Calculating xT (position-based)

Calculating Expected Threat

#importing necessary libraries
import pandas as pd
import numpy as np
import json
# plotting
import matplotlib.pyplot as plt
#opening data
import os
import pathlib
import warnings
#used for plots
from mplsoccer import Pitch
from scipy.stats import binned_statistic_2d

pd.options.mode.chained_assignment = None
warnings.filterwarnings('ignore')

Opening data

In this section we implement the Expected Threat model in the same way described by Karun Singh. First, we open the data.

df = pd.DataFrame()
for i in range(13):
    file_name = 'events_England_' + str(i+1) + '.json'
    path = os.path.join(str(pathlib.Path().resolve().parents[0]), 'data', 'Wyscout', file_name)
    with open(path) as f:
        data = json.load(f)
    df = pd.concat([df, pd.DataFrame(data)], ignore_index = True)

■ Work to do
• A. Transcribe the part of the Expected Threat tutorial that begins at the words "pd.options.mode.chained_assignment = None" and stops after "open the data.".
• B. In the Expected Threat tutorial, which modules are brought in with a plain "import" statement rather than with "from ... import"?
• C. According to the Expected Threat tutorial, whose description is followed in implementing the model?

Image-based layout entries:
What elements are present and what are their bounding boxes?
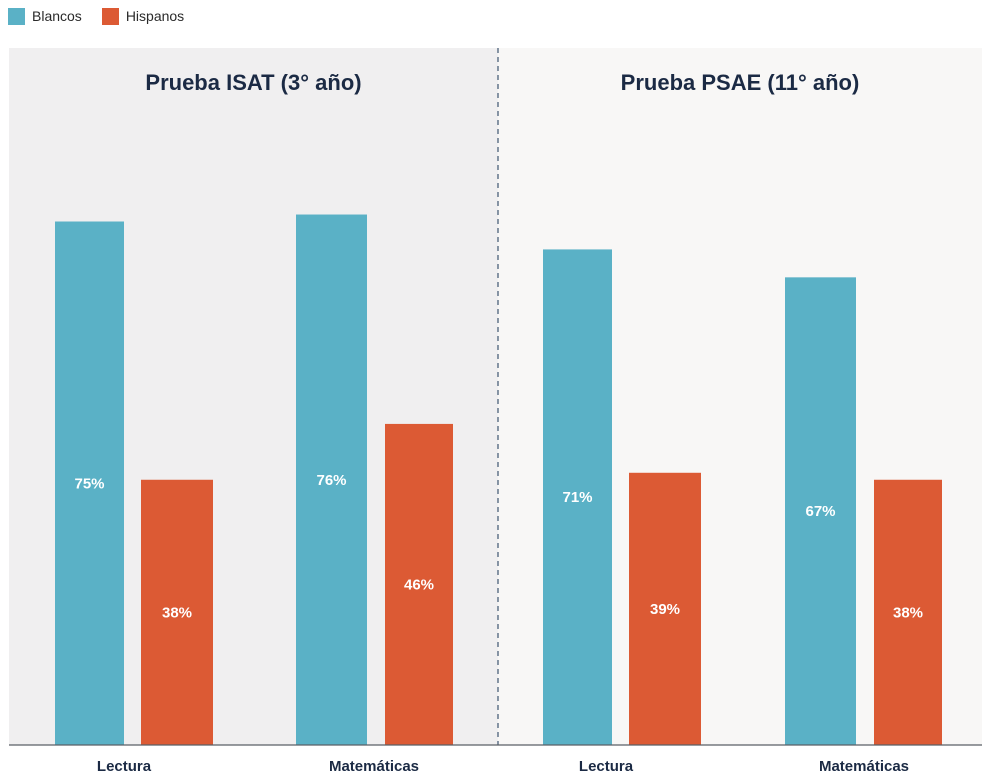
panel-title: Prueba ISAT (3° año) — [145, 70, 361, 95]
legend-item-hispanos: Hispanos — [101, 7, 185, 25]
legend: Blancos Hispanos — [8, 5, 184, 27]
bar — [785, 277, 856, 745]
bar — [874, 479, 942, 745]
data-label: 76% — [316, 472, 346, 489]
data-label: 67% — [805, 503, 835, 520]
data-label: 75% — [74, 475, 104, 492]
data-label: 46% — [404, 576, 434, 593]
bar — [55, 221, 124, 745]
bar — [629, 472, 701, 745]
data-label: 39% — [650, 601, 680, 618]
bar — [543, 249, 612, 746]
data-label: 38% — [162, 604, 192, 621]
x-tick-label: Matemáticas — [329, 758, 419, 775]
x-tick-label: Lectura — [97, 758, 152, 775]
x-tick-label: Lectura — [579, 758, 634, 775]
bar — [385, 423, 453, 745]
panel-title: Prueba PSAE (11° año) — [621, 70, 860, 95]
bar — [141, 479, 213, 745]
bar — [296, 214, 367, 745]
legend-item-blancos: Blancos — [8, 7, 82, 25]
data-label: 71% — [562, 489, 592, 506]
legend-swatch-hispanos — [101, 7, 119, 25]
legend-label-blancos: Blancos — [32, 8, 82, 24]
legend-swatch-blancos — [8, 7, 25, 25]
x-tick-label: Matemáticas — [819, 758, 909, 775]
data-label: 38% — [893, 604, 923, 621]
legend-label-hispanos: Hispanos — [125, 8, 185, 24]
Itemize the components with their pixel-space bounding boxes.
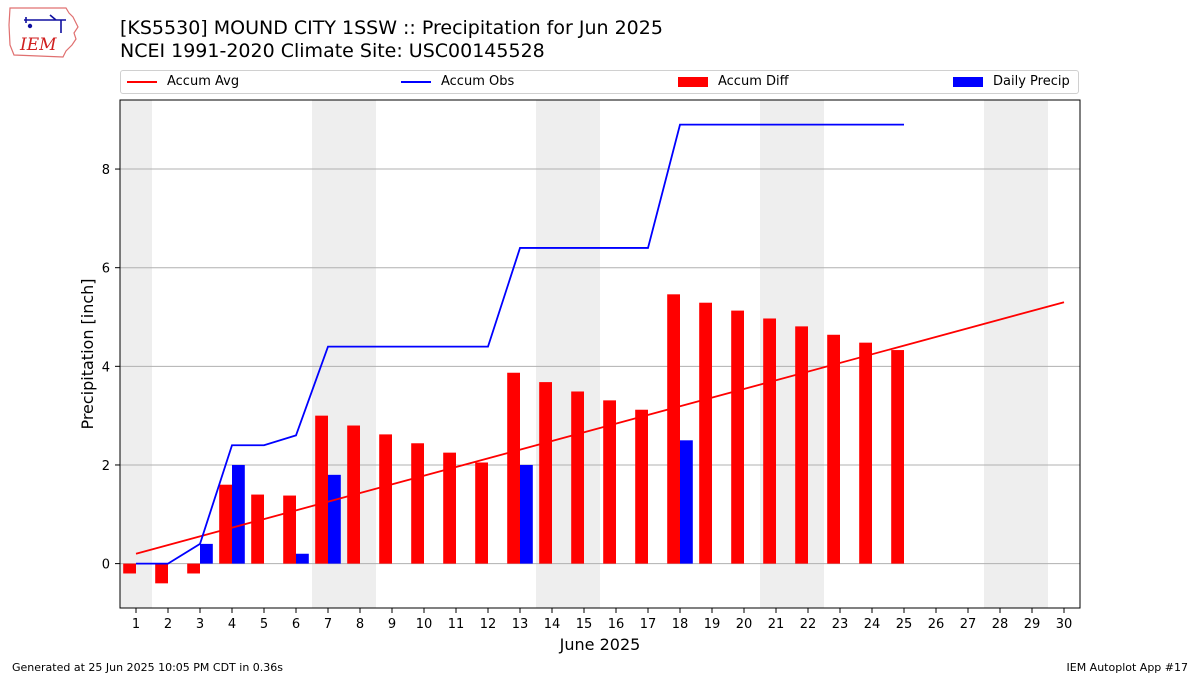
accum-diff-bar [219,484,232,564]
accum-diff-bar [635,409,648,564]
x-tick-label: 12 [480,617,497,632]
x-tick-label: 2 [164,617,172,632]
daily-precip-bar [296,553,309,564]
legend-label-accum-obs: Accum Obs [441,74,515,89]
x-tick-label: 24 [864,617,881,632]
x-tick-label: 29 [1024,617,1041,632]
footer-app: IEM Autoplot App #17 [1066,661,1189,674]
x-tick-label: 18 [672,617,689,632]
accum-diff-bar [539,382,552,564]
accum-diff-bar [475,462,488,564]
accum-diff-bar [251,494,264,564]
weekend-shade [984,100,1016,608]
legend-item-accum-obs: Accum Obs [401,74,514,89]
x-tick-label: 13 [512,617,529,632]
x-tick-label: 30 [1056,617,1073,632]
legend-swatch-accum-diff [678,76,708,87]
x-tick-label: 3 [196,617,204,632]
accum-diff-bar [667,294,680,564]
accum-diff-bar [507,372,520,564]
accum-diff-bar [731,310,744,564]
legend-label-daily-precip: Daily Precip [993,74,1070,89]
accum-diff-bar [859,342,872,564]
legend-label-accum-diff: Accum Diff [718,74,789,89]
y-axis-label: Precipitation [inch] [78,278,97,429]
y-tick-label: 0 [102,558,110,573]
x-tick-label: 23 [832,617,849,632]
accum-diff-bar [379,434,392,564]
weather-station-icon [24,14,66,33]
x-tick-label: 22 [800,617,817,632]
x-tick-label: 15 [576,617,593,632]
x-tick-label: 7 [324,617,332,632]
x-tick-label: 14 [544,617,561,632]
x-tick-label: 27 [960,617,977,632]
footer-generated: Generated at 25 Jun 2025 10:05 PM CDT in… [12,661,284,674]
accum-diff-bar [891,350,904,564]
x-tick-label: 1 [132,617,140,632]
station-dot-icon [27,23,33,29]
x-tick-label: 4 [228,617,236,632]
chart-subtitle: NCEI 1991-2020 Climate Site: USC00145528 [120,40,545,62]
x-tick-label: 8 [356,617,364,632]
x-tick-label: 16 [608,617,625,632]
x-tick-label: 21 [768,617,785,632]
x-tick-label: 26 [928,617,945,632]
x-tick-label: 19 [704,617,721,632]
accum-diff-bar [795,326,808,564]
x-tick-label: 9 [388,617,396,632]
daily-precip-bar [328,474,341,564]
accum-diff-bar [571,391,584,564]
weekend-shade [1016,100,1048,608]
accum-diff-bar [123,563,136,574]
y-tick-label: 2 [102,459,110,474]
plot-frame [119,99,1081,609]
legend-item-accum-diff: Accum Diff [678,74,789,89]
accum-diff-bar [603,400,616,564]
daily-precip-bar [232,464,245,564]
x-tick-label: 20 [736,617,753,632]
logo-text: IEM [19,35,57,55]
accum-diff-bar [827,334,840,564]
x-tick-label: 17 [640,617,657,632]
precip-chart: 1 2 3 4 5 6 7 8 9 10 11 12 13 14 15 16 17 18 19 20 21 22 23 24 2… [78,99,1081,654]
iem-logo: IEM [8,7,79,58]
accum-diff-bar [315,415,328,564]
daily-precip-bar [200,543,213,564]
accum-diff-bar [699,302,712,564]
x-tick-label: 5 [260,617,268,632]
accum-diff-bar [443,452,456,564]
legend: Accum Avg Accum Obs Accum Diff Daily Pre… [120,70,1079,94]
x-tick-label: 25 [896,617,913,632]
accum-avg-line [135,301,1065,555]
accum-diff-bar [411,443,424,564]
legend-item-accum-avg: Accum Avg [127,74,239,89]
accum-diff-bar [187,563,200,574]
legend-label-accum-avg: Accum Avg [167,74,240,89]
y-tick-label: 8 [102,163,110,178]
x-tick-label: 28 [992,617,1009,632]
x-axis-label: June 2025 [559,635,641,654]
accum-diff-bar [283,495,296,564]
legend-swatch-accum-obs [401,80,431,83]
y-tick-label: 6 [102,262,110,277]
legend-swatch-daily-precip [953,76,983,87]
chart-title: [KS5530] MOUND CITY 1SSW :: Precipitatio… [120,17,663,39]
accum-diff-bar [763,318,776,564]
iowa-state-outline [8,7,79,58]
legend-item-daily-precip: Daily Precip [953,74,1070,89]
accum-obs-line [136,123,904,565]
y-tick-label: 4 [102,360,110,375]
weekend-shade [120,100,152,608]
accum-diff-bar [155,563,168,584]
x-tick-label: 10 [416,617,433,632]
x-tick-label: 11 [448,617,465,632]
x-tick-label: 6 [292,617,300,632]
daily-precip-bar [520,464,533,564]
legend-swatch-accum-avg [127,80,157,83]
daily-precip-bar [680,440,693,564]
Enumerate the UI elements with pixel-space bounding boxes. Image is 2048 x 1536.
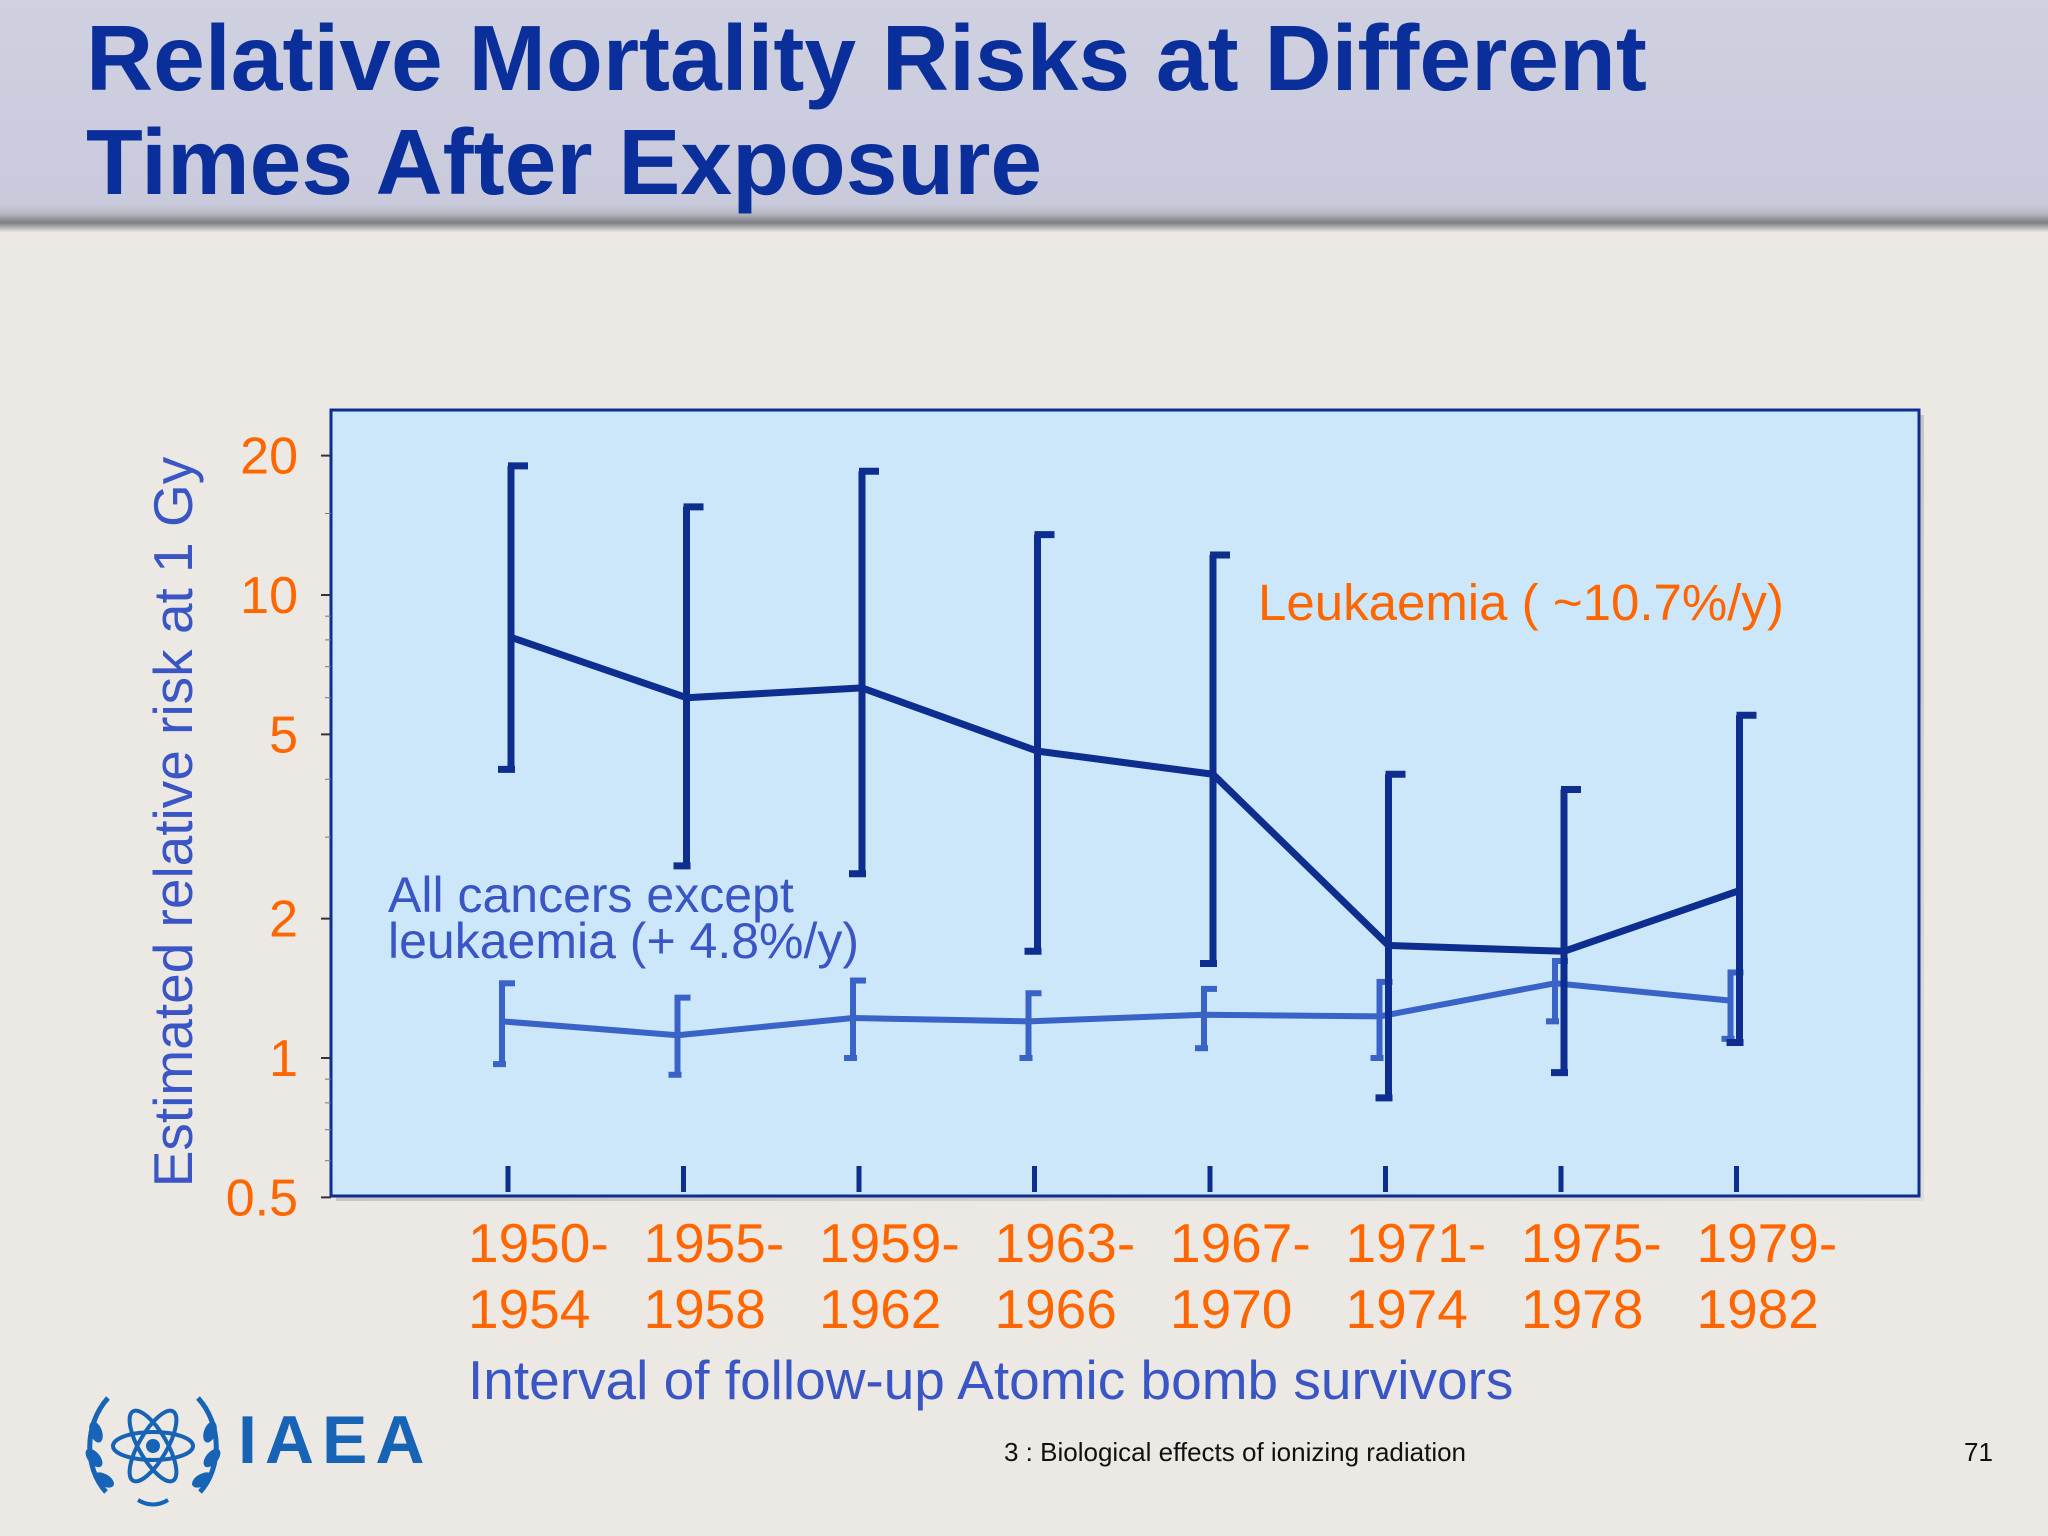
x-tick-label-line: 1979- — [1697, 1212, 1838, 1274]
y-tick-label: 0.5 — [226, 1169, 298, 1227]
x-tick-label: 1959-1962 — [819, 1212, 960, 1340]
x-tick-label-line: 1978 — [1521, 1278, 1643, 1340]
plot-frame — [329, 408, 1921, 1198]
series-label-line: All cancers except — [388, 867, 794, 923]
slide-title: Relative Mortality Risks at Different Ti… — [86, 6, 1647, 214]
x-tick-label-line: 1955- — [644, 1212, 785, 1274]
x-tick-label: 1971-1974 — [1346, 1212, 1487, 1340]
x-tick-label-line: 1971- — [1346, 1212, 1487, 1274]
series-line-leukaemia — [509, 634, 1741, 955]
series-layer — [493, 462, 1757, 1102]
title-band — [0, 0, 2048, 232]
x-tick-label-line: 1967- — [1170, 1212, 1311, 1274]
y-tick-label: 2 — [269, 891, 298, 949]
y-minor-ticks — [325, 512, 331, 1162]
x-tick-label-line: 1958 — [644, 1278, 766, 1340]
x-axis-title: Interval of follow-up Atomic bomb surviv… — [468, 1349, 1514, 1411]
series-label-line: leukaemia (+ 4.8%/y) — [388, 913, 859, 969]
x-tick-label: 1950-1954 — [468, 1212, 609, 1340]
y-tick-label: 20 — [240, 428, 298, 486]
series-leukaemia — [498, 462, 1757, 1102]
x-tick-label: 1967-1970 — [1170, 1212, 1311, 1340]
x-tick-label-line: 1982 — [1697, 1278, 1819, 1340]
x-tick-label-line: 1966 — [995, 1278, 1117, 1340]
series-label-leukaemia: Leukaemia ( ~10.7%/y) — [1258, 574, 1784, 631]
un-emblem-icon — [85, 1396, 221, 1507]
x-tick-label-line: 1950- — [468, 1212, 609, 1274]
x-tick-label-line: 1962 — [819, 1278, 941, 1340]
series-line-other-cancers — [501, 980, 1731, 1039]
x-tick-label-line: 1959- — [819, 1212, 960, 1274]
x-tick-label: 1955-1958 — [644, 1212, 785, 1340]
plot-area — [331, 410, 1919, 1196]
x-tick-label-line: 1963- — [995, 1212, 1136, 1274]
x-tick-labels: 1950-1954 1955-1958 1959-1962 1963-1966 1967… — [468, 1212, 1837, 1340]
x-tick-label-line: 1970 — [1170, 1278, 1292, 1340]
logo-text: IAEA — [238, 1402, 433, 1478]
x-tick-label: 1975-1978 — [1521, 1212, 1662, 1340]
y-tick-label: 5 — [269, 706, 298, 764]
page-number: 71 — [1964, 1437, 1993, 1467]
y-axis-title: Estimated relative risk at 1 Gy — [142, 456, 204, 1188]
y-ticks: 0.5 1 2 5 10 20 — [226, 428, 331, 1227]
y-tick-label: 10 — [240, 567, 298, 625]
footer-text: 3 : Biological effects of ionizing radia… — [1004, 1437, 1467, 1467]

■ Task responses
• A.
pd.options.mode.chained_assignment = None
warnings.filterwarnings('ignore')

Opening data

In this section we implement the Expected Threat model in the same way described by Karun Singh. First, we open the data.

• B.
pandas
numpy
json
matplotlib.pyplot
os
pathlib
warnings

• C. Karun Singh's.